>> START EXTRACT PROVIDED

I haven’t tried it myself yet, but I’ve heard that steam vr does not work well on Linux. Is that still the case? Occasional vr is the only thing keeping me from nuking my windows install.
SteamVR on Linux works out of the box if you have a Valve Index or a HTC Vive.
There are some others that work via ALVR but can’t speak about that.
Two caveats though:
- Valve likes to break SteamVR for Linux with every third update and then takes weeks to fix it
- It works but there’s a lot of issues with it. From incorrectly scaled UI, to missing features, to SteamVR Home not working for a year straight
Most of the time there are community workarounds but there’s only so much they can do.
Running Steam VR using Proton works great for me.
Works great. Very occasionally I get an error (black screen) requiring me to disconnect and reconnect the display port adapter but I get the same occasional nonsense with my regular monitor too so 🤷.
Usually that happens after new Nvidia drivers too so…
I think the only devices in my house that aren’t running Linux are running VXWorks or some random embedded OS. Been this way for ages.
Windows 11 used to consume 3.5GB of RAM and Solus Budgie 4.5 consumes only 1GB…
For me Windows 11 used to consume 7GB of RAM, OpenSUSE Tumbleweed with KDE Plasma only uses 2GB
Damn 7GB is alot! Dafuq Microsoft was doing
And what exactly is wrong with that?
My MacBook Pro was 128 GB of memory is so desperate to fill it up that it gives the applications insane amounts of memory. That only took around 30 GB of memory, so the Mac also loaded the entire file system to the memory which takes around 80 GB. The whole system is super fast because it doesn’t have to read the files from a slow SSD, but from a fast memory.
It’s just a matter of how you look at it. The empty memory = wasted memory.
Bro, my laptop has 8GB of memory lol, and it uses 3.5GB of it just after the startup.
128 GB RAM? How much did the whole thing cost?
I think it was around 7.5k EUR. But because I bought and sold Apple shares with this in mind I’ve paid around 500 EUR for that thing.
Still not there and seems very hard yet, today I was just trying to compare two folders from external HDD using something
- Can’t find a decent folder comparator on Linux
- I found a kinda of one but I can’t find external HDD on it cause some mount bs in Linux
Such a simple task in windows, Linux is hardly better for regular use.
Edit: so 4 replies one of them is about using commands prompt ( hardly useful for new users) , one says its windows fault, one of them.might be answer and one of them is related to driver issue for drive. And at time of edit i am -4 on votes. So much for linux Community and help.
Why a simple person won’t consider windows ? Now I await more minuses I think.
If you’re on GNOME the drive will show up in the “Other Locations” option in files or it might show up on the side. If its not probably a driver issue, though I’ve never had such an issue when using sane distro choices like Fedora, Ubuntu and Debian
What’s a folder comparator? Showing the difference between two directories can be done with
diff -qr dir1 dir2
or with a gui with mold (one Google search away my dude). If installed via flatpak you may need to give it permission to your files (flatseal is nice for that)You need drivers for your external USB most likely. Unfortunately, a lot of brands only support microsoft’s malware of a OS and use unnecessary proprietary firmware…
I’ve found
meld
to be a good graphical tool to do this sort of thing. Should be in the repos.Would be nice if it could be launched by file managers though.

>> END EXTRACT PROVIDED

### REQUIRED WORK
Please list every Linux distribution named in the Linux discussion. The data below has no connection to the Linux discussion.

>> START GIVEN DATA

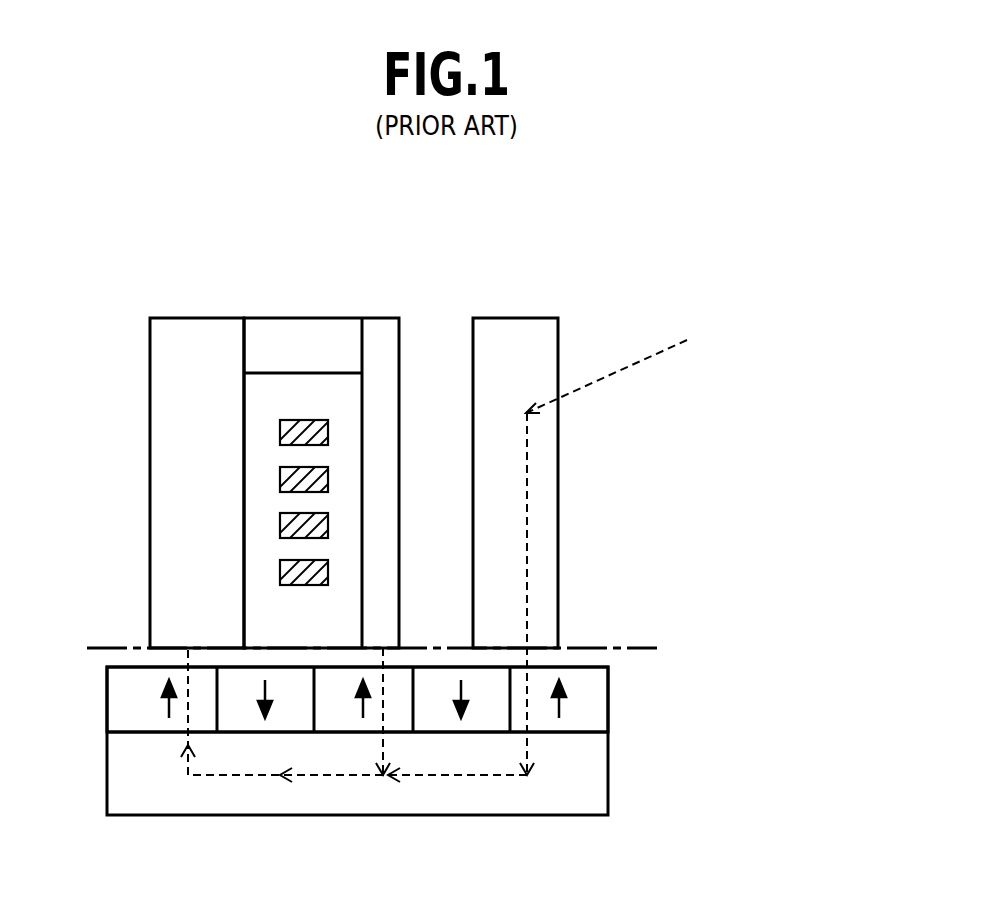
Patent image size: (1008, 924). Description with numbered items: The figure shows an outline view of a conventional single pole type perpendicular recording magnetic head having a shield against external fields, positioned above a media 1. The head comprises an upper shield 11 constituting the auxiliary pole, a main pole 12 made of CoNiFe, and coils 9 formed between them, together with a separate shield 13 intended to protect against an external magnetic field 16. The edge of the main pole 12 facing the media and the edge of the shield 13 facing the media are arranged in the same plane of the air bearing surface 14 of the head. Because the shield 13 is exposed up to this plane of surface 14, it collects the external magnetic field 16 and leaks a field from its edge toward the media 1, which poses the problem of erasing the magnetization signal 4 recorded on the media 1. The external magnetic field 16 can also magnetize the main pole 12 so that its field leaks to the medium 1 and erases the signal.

The media 1 is at (457, 703).
The magnetization signal 4 is at (327, 661).
The coils 9 is at (280, 481).
The upper shield 11 is at (196, 340).
The main pole 12 is at (378, 340).
The shield 13 is at (515, 340).
The air bearing surface 14 is at (632, 650).
The external magnetic field 16 is at (652, 355).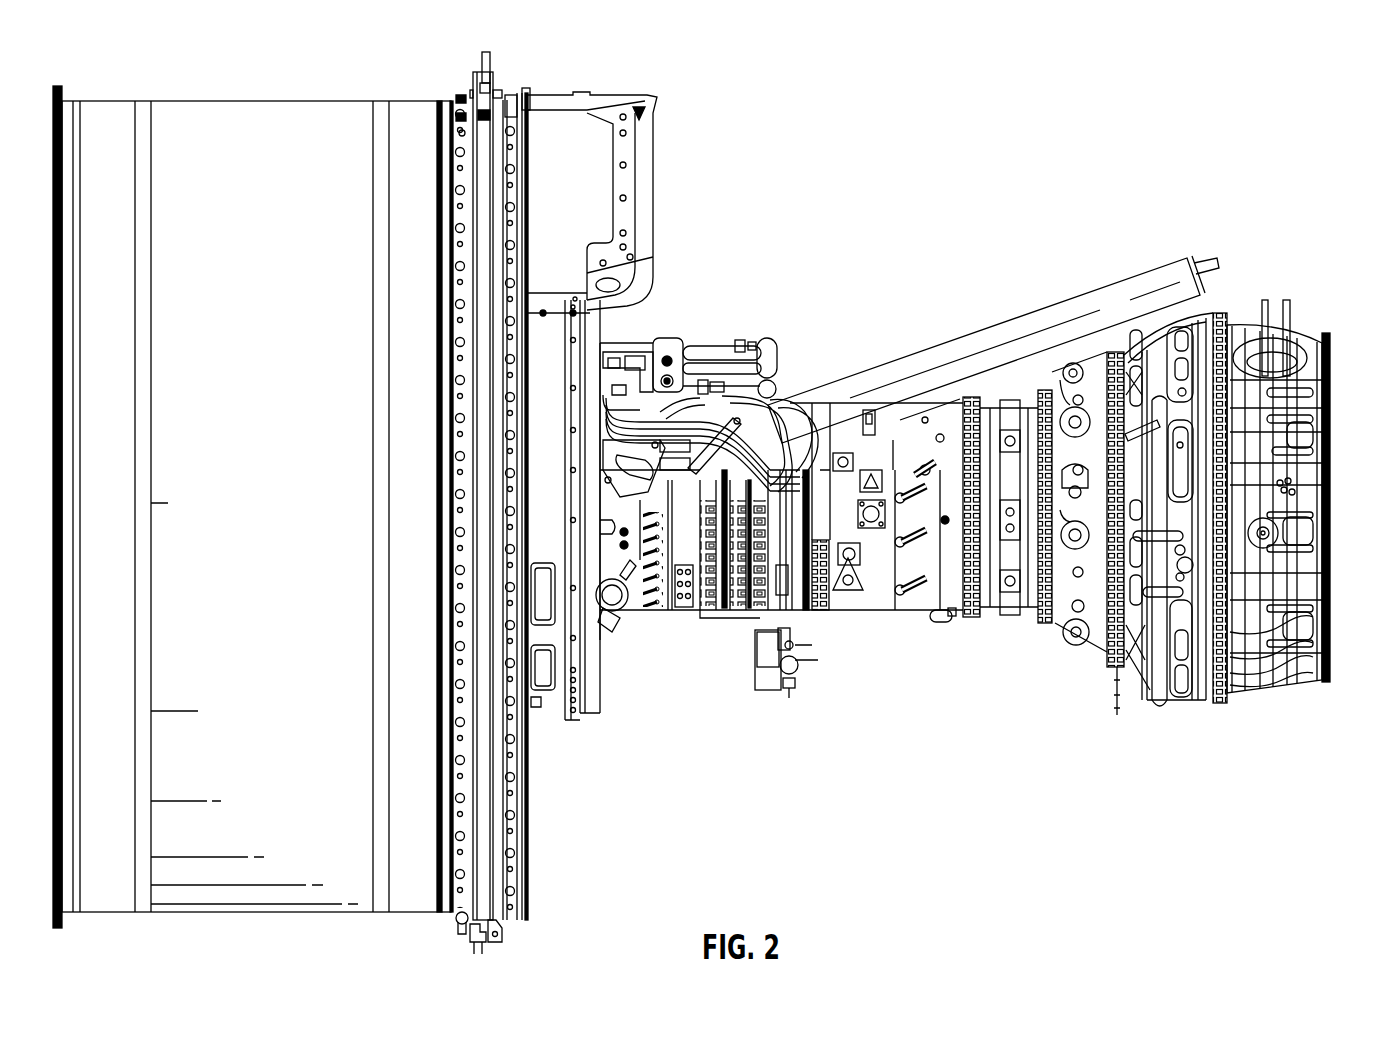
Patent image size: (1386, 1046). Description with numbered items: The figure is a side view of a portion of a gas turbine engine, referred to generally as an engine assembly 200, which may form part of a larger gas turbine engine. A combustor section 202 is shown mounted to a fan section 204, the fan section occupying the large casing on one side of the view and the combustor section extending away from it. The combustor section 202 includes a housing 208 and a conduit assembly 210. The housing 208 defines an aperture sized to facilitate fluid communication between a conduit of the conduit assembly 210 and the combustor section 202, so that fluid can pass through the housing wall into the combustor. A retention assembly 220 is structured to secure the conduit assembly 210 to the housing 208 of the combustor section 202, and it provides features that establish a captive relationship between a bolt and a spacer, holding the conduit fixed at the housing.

The engine assembly 200 is at (1220, 101).
The combustor section 202 is at (1303, 334).
The fan section 204 is at (267, 101).
The housing 208 is at (945, 610).
The conduit assembly 210 is at (665, 405).
The retention assembly 220 is at (683, 314).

>> END GIVEN DATA

### EXPECTED ANSWER
- Solus Budgie 4.5
- OpenSUSE Tumbleweed
- Fedora
- Ubuntu
- Debian